## Stored rows:
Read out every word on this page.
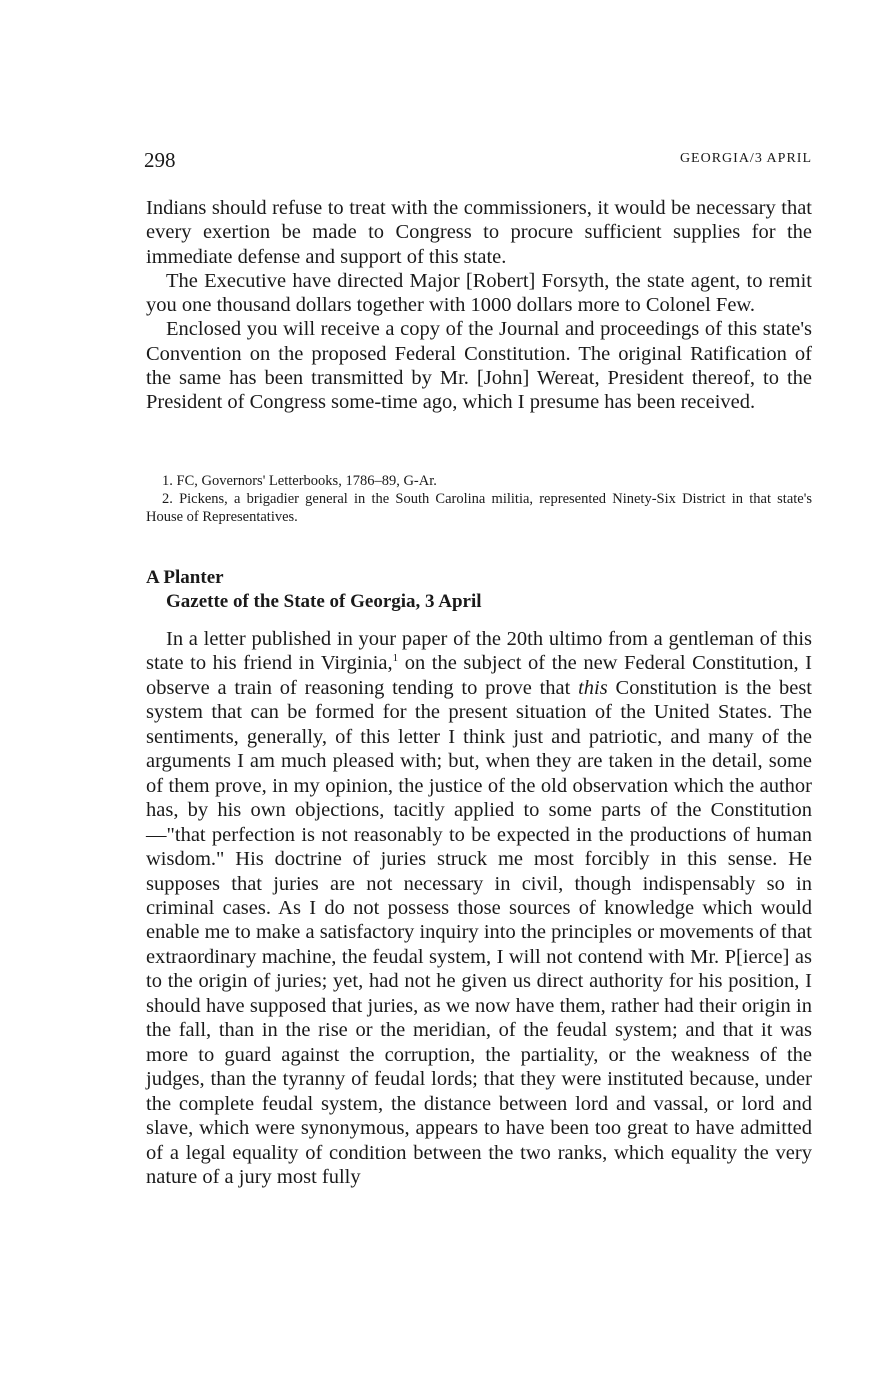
298	GEORGIA/3 APRIL

Indians should refuse to treat with the commissioners, it would be necessary that every exertion be made to Congress to procure sufficient supplies for the immediate defense and support of this state.

The Executive have directed Major [Robert] Forsyth, the state agent, to remit you one thousand dollars together with 1000 dollars more to Colonel Few.

Enclosed you will receive a copy of the Journal and proceedings of this state's Convention on the proposed Federal Constitution. The original Ratification of the same has been transmitted by Mr. [John] Wereat, President thereof, to the President of Congress some-time ago, which I presume has been received.

1. FC, Governors' Letterbooks, 1786–89, G-Ar.

2. Pickens, a brigadier general in the South Carolina militia, represented Ninety-Six District in that state's House of Representatives.

A Planter
Gazette of the State of Georgia, 3 April

In a letter published in your paper of the 20th ultimo from a gentleman of this state to his friend in Virginia,$^1$ on the subject of the new Federal Constitution, I observe a train of reasoning tending to prove that this Constitution is the best system that can be formed for the present situation of the United States. The sentiments, generally, of this letter I think just and patriotic, and many of the arguments I am much pleased with; but, when they are taken in the detail, some of them prove, in my opinion, the justice of the old observation which the author has, by his own objections, tacitly applied to some parts of the Constitution—"that perfection is not reasonably to be expected in the productions of human wisdom." His doctrine of juries struck me most forcibly in this sense. He supposes that juries are not necessary in civil, though indispensably so in criminal cases. As I do not possess those sources of knowledge which would enable me to make a satisfactory inquiry into the principles or movements of that extraordinary machine, the feudal system, I will not contend with Mr. P[ierce] as to the origin of juries; yet, had not he given us direct authority for his position, I should have supposed that juries, as we now have them, rather had their origin in the fall, than in the rise or the meridian, of the feudal system; and that it was more to guard against the corruption, the partiality, or the weakness of the judges, than the tyranny of feudal lords; that they were instituted because, under the complete feudal system, the distance between lord and vassal, or lord and slave, which were synonymous, appears to have been too great to have admitted of a legal equality of condition between the two ranks, which equality the very nature of a jury most fully
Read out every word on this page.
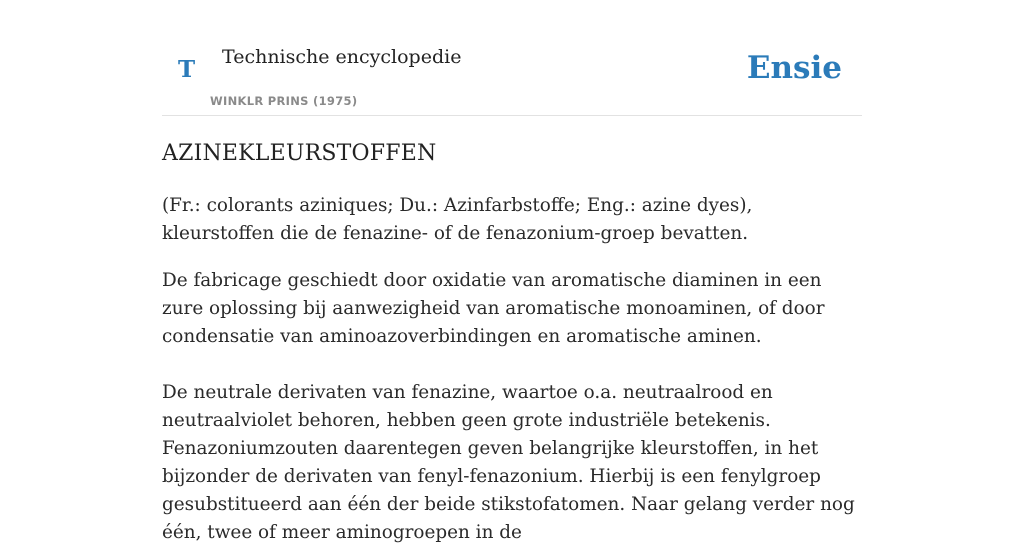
T Technische encyclopedie
WINKLR PRINS (1975)
Ensie
AZINEKLEURSTOFFEN

(Fr.: colorants aziniques; Du.: Azinfarbstoffe; Eng.: azine dyes), kleurstoffen die de fenazine- of de fenazonium-groep bevatten.

De fabricage geschiedt door oxidatie van aromatische diaminen in een zure oplossing bij aanwezigheid van aromatische monoaminen, of door condensatie van aminoazoverbindingen en aromatische aminen.

De neutrale derivaten van fenazine, waartoe o.a. neutraalrood en neutraalviolet behoren, hebben geen grote industriële betekenis. Fenazoniumzouten daarentegen geven belangrijke kleurstoffen, in het bijzonder de derivaten van fenyl-fenazonium. Hierbij is een fenylgroep gesubstitueerd aan één der beide stikstofatomen. Naar gelang verder nog één, twee of meer aminogroepen in de
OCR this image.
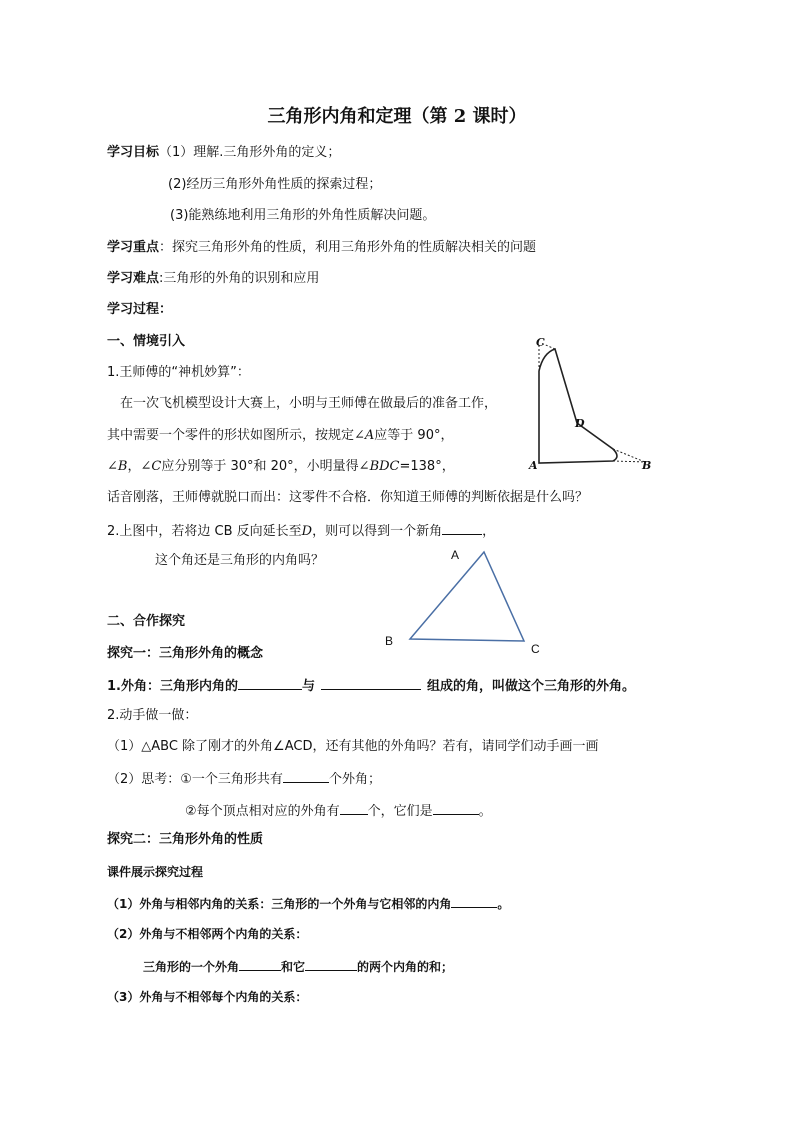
三角形内角和定理（第 2 课时）
学习目标（1）理解.三角形外角的定义；
(2)经历三角形外角性质的探索过程；
(3)能熟练地利用三角形的外角性质解决问题。
学习重点：探究三角形外角的性质，利用三角形外角的性质解决相关的问题
学习难点:三角形的外角的识别和应用
学习过程：
一、情境引入
1.王师傅的“神机妙算”：
在一次飞机模型设计大赛上，小明与王师傅在做最后的准备工作，
其中需要一个零件的形状如图所示，按规定∠A应等于 90°，
∠B，∠C应分别等于 30°和 20°，小明量得∠BDC=138°，
话音刚落，王师傅就脱口而出：这零件不合格．你知道王师傅的判断依据是什么吗？
2.上图中，若将边 CB 反向延长至D，则可以得到一个新角	，
这个角还是三角形的内角吗？
C
D
A	B
A
B
C
二、合作探究
探究一：三角形外角的概念
1.外角：三角形内角的	与	组成的角，叫做这个三角形的外角。
2.动手做一做：
（1）△ABC 除了刚才的外角∠ACD，还有其他的外角吗？若有，请同学们动手画一画
（2）思考：①一个三角形共有	个外角；
②每个顶点相对应的外角有 个，它们是	。
探究二：三角形外角的性质
课件展示探究过程
（1）外角与相邻内角的关系：三角形的一个外角与它相邻的内角	。
（2）外角与不相邻两个内角的关系：
三角形的一个外角	和它	的两个内角的和；
（3）外角与不相邻每个内角的关系：
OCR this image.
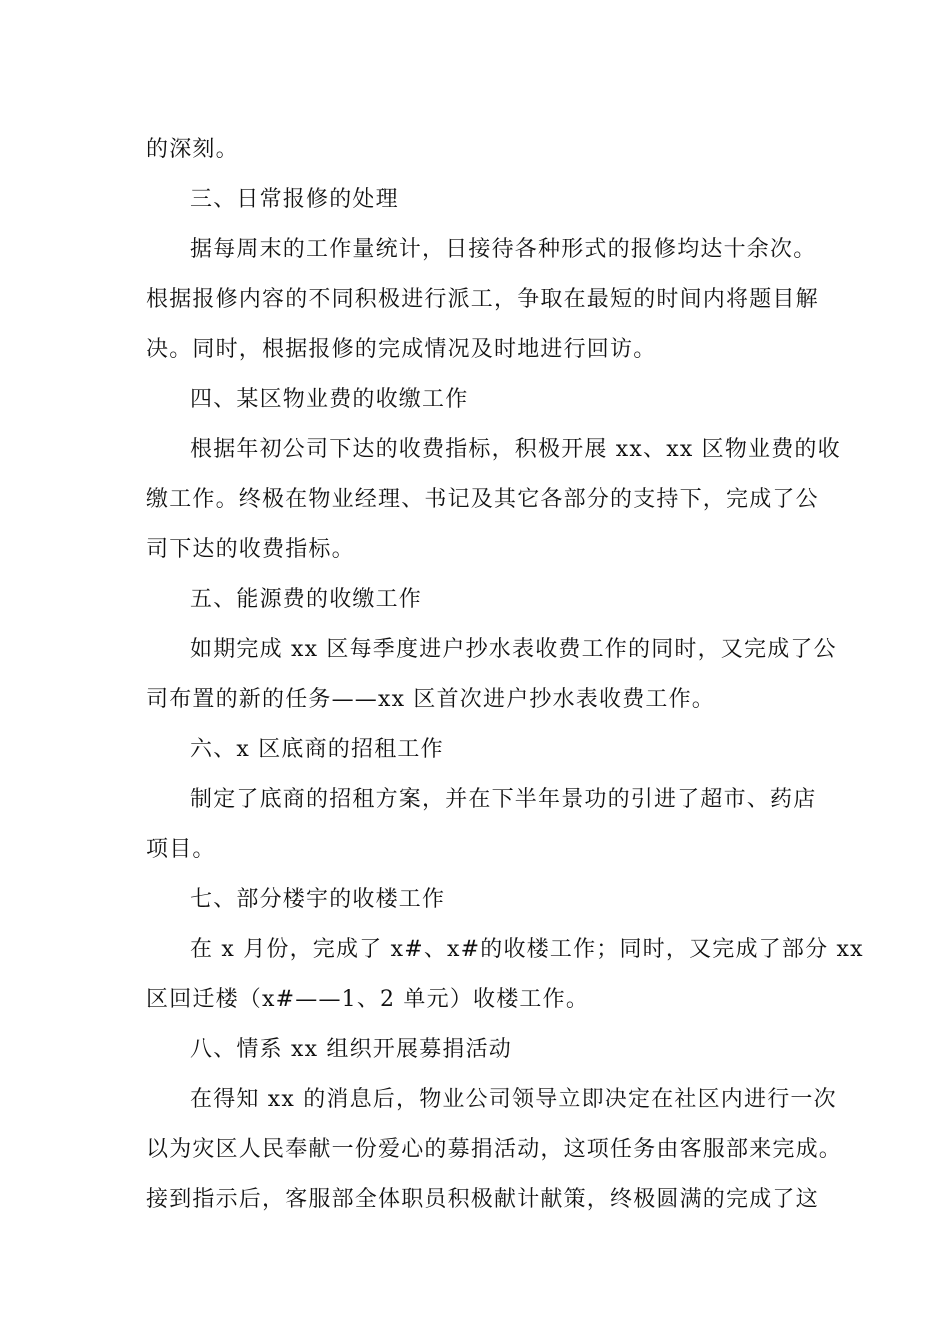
的深刻。
三、日常报修的处理
据每周末的工作量统计，日接待各种形式的报修均达十余次。
根据报修内容的不同积极进行派工，争取在最短的时间内将题目解
决。同时，根据报修的完成情况及时地进行回访。
四、某区物业费的收缴工作
根据年初公司下达的收费指标，积极开展 xx、xx 区物业费的收
缴工作。终极在物业经理、书记及其它各部分的支持下，完成了公
司下达的收费指标。
五、能源费的收缴工作
如期完成 xx 区每季度进户抄水表收费工作的同时，又完成了公
司布置的新的任务——xx 区首次进户抄水表收费工作。
六、x 区底商的招租工作
制定了底商的招租方案，并在下半年景功的引进了超市、药店
项目。
七、部分楼宇的收楼工作
在 x 月份，完成了 x#、x#的收楼工作；同时，又完成了部分 xx
区回迁楼（x#——1、2 单元）收楼工作。
八、情系 xx 组织开展募捐活动
在得知 xx 的消息后，物业公司领导立即决定在社区内进行一次
以为灾区人民奉献一份爱心的募捐活动，这项任务由客服部来完成。
接到指示后，客服部全体职员积极献计献策，终极圆满的完成了这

## Problem description:
All of the data above should be transcribed verbatim, with pictures omitted.

## Completed exercise:
Read out every word on this page.
298	GEORGIA/3 APRIL

Indians should refuse to treat with the commissioners, it would be necessary that every exertion be made to Congress to procure sufficient supplies for the immediate defense and support of this state.

The Executive have directed Major [Robert] Forsyth, the state agent, to remit you one thousand dollars together with 1000 dollars more to Colonel Few.

Enclosed you will receive a copy of the Journal and proceedings of this state's Convention on the proposed Federal Constitution. The original Ratification of the same has been transmitted by Mr. [John] Wereat, President thereof, to the President of Congress some-time ago, which I presume has been received.

1. FC, Governors' Letterbooks, 1786–89, G-Ar.

2. Pickens, a brigadier general in the South Carolina militia, represented Ninety-Six District in that state's House of Representatives.

A Planter
Gazette of the State of Georgia, 3 April

In a letter published in your paper of the 20th ultimo from a gentleman of this state to his friend in Virginia,$^1$ on the subject of the new Federal Constitution, I observe a train of reasoning tending to prove that this Constitution is the best system that can be formed for the present situation of the United States. The sentiments, generally, of this letter I think just and patriotic, and many of the arguments I am much pleased with; but, when they are taken in the detail, some of them prove, in my opinion, the justice of the old observation which the author has, by his own objections, tacitly applied to some parts of the Constitution—"that perfection is not reasonably to be expected in the productions of human wisdom." His doctrine of juries struck me most forcibly in this sense. He supposes that juries are not necessary in civil, though indispensably so in criminal cases. As I do not possess those sources of knowledge which would enable me to make a satisfactory inquiry into the principles or movements of that extraordinary machine, the feudal system, I will not contend with Mr. P[ierce] as to the origin of juries; yet, had not he given us direct authority for his position, I should have supposed that juries, as we now have them, rather had their origin in the fall, than in the rise or the meridian, of the feudal system; and that it was more to guard against the corruption, the partiality, or the weakness of the judges, than the tyranny of feudal lords; that they were instituted because, under the complete feudal system, the distance between lord and vassal, or lord and slave, which were synonymous, appears to have been too great to have admitted of a legal equality of condition between the two ranks, which equality the very nature of a jury most fully
Read out every word on this page.
T Technische encyclopedie
WINKLR PRINS (1975)
Ensie
AZINEKLEURSTOFFEN

(Fr.: colorants aziniques; Du.: Azinfarbstoffe; Eng.: azine dyes), kleurstoffen die de fenazine- of de fenazonium-groep bevatten.

De fabricage geschiedt door oxidatie van aromatische diaminen in een zure oplossing bij aanwezigheid van aromatische monoaminen, of door condensatie van aminoazoverbindingen en aromatische aminen.

De neutrale derivaten van fenazine, waartoe o.a. neutraalrood en neutraalviolet behoren, hebben geen grote industriële betekenis. Fenazoniumzouten daarentegen geven belangrijke kleurstoffen, in het bijzonder de derivaten van fenyl-fenazonium. Hierbij is een fenylgroep gesubstitueerd aan één der beide stikstofatomen. Naar gelang verder nog één, twee of meer aminogroepen in de
OCR this image.
三角形内角和定理（第 2 课时）
学习目标（1）理解.三角形外角的定义；
(2)经历三角形外角性质的探索过程；
(3)能熟练地利用三角形的外角性质解决问题。
学习重点：探究三角形外角的性质，利用三角形外角的性质解决相关的问题
学习难点:三角形的外角的识别和应用
学习过程：
一、情境引入
1.王师傅的“神机妙算”：
在一次飞机模型设计大赛上，小明与王师傅在做最后的准备工作，
其中需要一个零件的形状如图所示，按规定∠A应等于 90°，
∠B，∠C应分别等于 30°和 20°，小明量得∠BDC=138°，
话音刚落，王师傅就脱口而出：这零件不合格．你知道王师傅的判断依据是什么吗？
2.上图中，若将边 CB 反向延长至D，则可以得到一个新角	，
这个角还是三角形的内角吗？
C
D
A	B
A
B
C
二、合作探究
探究一：三角形外角的概念
1.外角：三角形内角的	与	组成的角，叫做这个三角形的外角。
2.动手做一做：
（1）△ABC 除了刚才的外角∠ACD，还有其他的外角吗？若有，请同学们动手画一画
（2）思考：①一个三角形共有	个外角；
②每个顶点相对应的外角有 个，它们是	。
探究二：三角形外角的性质
课件展示探究过程
（1）外角与相邻内角的关系：三角形的一个外角与它相邻的内角	。
（2）外角与不相邻两个内角的关系：
三角形的一个外角	和它	的两个内角的和；
（3）外角与不相邻每个内角的关系：
OCR this image.
的深刻。
三、日常报修的处理
据每周末的工作量统计，日接待各种形式的报修均达十余次。
根据报修内容的不同积极进行派工，争取在最短的时间内将题目解
决。同时，根据报修的完成情况及时地进行回访。
四、某区物业费的收缴工作
根据年初公司下达的收费指标，积极开展 xx、xx 区物业费的收
缴工作。终极在物业经理、书记及其它各部分的支持下，完成了公
司下达的收费指标。
五、能源费的收缴工作
如期完成 xx 区每季度进户抄水表收费工作的同时，又完成了公
司布置的新的任务——xx 区首次进户抄水表收费工作。
六、x 区底商的招租工作
制定了底商的招租方案，并在下半年景功的引进了超市、药店
项目。
七、部分楼宇的收楼工作
在 x 月份，完成了 x#、x#的收楼工作；同时，又完成了部分 xx
区回迁楼（x#——1、2 单元）收楼工作。
八、情系 xx 组织开展募捐活动
在得知 xx 的消息后，物业公司领导立即决定在社区内进行一次
以为灾区人民奉献一份爱心的募捐活动，这项任务由客服部来完成。
接到指示后，客服部全体职员积极献计献策，终极圆满的完成了这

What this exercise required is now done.